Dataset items
☆ ☆ ☆ ☆ ☆
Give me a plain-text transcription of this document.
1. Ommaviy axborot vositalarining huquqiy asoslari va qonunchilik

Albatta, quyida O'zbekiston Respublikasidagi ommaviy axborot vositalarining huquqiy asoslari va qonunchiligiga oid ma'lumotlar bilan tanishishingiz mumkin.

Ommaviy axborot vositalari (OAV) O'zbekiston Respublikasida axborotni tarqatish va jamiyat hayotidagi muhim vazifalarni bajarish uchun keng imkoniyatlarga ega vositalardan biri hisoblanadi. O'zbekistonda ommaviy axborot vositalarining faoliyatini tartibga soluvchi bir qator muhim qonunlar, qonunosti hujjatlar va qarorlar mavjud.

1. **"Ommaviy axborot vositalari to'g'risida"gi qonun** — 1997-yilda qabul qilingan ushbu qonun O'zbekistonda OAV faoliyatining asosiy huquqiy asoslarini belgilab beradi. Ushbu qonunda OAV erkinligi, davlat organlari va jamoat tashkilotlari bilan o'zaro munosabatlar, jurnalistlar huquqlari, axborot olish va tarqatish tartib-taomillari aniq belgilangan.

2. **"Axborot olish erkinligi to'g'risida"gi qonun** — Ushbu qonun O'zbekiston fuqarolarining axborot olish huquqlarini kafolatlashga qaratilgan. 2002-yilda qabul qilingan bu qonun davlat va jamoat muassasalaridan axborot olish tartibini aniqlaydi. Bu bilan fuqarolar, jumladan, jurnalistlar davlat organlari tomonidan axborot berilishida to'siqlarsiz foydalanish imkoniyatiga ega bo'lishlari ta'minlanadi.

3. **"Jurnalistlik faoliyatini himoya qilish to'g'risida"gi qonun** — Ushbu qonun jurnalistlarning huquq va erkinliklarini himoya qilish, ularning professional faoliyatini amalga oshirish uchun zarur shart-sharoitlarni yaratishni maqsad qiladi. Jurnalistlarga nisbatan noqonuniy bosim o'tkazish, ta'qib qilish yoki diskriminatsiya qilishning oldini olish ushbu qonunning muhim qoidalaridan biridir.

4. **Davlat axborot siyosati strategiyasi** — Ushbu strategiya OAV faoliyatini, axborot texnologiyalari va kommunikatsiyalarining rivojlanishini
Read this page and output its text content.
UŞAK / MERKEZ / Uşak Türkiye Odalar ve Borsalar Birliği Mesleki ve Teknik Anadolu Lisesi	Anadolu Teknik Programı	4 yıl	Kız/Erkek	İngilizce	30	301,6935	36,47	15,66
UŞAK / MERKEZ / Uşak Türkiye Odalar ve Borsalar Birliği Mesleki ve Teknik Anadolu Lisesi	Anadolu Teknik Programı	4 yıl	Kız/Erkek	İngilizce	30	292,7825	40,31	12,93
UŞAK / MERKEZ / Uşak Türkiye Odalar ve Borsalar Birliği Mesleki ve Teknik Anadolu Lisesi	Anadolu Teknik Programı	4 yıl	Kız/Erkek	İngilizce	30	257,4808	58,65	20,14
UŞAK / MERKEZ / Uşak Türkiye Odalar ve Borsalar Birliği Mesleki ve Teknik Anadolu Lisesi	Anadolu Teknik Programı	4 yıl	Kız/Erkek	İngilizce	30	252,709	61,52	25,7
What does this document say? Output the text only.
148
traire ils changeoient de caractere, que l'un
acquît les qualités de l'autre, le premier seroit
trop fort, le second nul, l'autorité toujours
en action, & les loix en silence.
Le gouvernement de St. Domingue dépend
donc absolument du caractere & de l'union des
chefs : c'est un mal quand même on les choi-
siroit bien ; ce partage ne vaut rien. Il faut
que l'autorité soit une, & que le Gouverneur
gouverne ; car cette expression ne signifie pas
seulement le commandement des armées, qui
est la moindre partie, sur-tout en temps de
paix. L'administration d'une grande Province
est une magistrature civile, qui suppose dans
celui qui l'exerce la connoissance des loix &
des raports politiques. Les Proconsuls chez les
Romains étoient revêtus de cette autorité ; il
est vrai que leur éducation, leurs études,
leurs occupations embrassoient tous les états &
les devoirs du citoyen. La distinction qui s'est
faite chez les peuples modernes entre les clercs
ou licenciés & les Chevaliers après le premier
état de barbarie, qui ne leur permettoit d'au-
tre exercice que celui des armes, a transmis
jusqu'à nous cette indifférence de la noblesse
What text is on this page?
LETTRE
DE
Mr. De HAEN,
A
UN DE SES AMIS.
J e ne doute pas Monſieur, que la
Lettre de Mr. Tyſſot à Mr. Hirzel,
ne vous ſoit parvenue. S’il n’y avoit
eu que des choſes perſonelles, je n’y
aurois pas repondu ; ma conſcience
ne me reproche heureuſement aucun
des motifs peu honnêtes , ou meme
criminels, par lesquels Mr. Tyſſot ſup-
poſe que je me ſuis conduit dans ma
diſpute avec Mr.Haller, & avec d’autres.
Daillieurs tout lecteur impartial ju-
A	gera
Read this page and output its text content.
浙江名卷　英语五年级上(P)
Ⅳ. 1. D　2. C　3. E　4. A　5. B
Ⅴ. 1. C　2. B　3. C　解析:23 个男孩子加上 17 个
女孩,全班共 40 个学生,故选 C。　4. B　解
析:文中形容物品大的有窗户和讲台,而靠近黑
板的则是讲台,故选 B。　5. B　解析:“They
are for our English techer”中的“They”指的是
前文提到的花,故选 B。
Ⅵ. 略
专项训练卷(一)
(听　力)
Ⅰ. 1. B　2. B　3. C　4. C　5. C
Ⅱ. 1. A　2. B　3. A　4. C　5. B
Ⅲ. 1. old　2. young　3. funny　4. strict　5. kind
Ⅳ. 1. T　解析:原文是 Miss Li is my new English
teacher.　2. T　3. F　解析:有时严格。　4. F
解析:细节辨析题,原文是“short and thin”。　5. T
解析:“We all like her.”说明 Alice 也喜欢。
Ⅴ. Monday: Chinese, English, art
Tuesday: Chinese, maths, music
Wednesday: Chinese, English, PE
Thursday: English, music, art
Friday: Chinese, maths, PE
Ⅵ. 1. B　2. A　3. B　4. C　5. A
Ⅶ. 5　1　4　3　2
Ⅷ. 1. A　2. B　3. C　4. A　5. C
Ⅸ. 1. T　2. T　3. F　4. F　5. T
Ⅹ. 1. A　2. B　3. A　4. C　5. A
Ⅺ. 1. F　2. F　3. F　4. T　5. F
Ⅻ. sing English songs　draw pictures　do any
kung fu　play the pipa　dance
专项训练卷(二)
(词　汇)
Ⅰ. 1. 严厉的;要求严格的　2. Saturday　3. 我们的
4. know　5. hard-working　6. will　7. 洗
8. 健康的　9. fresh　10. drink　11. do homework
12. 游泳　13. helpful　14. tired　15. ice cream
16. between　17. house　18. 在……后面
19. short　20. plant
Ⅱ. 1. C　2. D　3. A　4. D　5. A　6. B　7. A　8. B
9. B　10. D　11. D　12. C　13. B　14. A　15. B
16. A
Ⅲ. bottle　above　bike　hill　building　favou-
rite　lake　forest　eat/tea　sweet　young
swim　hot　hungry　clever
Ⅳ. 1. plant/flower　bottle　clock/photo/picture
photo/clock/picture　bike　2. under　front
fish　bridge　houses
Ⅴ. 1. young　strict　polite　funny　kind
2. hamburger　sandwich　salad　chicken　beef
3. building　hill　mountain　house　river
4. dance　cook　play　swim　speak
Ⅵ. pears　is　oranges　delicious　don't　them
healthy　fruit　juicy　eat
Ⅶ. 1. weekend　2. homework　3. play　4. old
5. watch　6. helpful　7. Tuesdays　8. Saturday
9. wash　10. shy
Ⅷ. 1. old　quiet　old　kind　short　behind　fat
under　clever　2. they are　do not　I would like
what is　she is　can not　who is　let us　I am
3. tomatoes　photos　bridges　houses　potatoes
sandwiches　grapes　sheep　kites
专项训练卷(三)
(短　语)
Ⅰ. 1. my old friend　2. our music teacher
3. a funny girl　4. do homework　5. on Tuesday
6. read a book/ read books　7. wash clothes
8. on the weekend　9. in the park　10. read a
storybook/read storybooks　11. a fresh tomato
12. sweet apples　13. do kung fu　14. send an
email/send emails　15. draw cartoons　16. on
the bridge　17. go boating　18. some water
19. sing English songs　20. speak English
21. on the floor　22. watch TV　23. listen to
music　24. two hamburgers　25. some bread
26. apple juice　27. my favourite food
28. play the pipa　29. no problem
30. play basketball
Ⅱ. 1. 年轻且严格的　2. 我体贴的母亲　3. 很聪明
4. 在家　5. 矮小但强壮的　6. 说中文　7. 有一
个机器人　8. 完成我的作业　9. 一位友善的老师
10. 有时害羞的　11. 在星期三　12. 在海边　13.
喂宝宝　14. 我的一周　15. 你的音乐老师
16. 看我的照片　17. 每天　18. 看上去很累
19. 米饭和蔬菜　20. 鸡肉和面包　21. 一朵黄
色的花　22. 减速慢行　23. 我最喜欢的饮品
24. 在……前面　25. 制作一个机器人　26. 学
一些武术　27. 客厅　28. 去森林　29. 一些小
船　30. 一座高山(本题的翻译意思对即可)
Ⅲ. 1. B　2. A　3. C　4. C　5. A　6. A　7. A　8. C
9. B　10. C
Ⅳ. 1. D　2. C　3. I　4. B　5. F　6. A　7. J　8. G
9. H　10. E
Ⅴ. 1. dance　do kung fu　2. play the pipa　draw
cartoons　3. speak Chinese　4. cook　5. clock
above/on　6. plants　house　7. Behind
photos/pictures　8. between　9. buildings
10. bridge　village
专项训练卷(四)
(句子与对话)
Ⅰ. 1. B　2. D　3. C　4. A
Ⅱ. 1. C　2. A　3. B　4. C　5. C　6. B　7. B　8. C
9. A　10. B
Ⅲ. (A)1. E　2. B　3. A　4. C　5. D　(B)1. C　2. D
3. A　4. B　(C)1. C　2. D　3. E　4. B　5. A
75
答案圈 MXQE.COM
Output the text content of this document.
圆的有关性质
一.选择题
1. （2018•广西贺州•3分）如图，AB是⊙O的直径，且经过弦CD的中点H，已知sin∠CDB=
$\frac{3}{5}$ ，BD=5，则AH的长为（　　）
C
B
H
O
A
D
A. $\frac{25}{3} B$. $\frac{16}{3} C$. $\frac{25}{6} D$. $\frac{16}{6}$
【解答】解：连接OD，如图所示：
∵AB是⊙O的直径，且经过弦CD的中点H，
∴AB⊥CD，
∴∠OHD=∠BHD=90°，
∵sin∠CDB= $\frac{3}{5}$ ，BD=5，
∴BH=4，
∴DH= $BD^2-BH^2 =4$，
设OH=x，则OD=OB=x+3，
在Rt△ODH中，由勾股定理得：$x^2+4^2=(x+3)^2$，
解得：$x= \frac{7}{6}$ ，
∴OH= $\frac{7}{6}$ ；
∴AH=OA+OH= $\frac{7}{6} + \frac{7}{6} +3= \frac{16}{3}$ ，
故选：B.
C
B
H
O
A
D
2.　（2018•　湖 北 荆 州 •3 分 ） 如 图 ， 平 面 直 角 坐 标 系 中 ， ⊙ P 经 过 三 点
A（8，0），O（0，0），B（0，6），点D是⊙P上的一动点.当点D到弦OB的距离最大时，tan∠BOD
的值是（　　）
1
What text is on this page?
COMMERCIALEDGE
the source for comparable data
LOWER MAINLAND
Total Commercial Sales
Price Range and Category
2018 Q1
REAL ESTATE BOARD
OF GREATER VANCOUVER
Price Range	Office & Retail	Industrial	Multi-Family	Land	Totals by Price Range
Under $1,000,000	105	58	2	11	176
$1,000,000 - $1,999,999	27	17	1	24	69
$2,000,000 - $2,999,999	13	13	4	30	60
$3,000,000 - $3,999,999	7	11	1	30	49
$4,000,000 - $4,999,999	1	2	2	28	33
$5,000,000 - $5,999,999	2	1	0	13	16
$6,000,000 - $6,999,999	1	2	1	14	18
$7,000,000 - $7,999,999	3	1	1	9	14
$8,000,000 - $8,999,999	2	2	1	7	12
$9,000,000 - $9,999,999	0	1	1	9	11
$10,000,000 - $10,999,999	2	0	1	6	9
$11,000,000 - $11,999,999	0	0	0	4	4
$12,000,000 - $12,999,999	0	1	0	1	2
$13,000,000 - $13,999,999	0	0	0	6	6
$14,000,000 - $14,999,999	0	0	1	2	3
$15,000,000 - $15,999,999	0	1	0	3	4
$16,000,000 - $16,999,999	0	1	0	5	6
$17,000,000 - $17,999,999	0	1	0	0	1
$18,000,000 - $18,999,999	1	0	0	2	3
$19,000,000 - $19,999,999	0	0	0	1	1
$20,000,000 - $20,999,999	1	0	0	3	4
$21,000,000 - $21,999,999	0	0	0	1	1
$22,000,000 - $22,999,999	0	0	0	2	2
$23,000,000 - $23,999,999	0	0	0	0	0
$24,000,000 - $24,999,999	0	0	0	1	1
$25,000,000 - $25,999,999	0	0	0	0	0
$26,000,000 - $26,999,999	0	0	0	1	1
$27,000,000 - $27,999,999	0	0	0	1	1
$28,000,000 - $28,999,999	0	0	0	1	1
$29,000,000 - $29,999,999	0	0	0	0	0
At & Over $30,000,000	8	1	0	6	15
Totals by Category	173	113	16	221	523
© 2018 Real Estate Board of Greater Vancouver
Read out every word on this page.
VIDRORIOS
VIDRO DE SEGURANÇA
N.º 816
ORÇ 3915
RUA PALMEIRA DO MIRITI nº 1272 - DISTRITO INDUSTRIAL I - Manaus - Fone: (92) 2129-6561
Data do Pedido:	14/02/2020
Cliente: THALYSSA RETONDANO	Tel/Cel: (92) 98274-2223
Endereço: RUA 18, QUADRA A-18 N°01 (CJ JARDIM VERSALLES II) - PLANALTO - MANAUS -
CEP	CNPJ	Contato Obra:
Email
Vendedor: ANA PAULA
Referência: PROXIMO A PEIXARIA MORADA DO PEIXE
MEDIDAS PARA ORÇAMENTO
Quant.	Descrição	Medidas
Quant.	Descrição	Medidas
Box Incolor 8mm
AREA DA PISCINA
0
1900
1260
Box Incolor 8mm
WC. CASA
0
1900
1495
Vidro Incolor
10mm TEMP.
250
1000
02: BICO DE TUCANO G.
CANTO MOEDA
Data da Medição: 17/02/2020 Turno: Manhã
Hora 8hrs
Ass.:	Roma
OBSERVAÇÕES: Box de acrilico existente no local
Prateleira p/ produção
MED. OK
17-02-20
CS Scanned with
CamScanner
☆ ☆ ☆ ☆ ☆
What is expected:
Take every line from the data that contains the word "organlari".

Answer for this exercise:
1. **"Ommaviy axborot vositalari to'g'risida"gi qonun** — 1997-yilda qabul qilingan ushbu qonun O'zbekistonda OAV faoliyatining asosiy huquqiy asoslarini belgilab beradi. Ushbu qonunda OAV erkinligi, davlat organlari va jamoat tashkilotlari bilan o'zaro munosabatlar, jurnalistlar huquqlari, axborot olish va tarqatish tartib-taomillari aniq belgilangan.
2. **"Axborot olish erkinligi to'g'risida"gi qonun** — Ushbu qonun O'zbekiston fuqarolarining axborot olish huquqlarini kafolatlashga qaratilgan. 2002-yilda qabul qilingan bu qonun davlat va jamoat muassasalaridan axborot olish tartibini aniqlaydi. Bu bilan fuqarolar, jumladan, jurnalistlar davlat organlari tomonidan axborot berilishida to'siqlarsiz foydalanish imkoniyatiga ega bo'lishlari ta'minlanadi.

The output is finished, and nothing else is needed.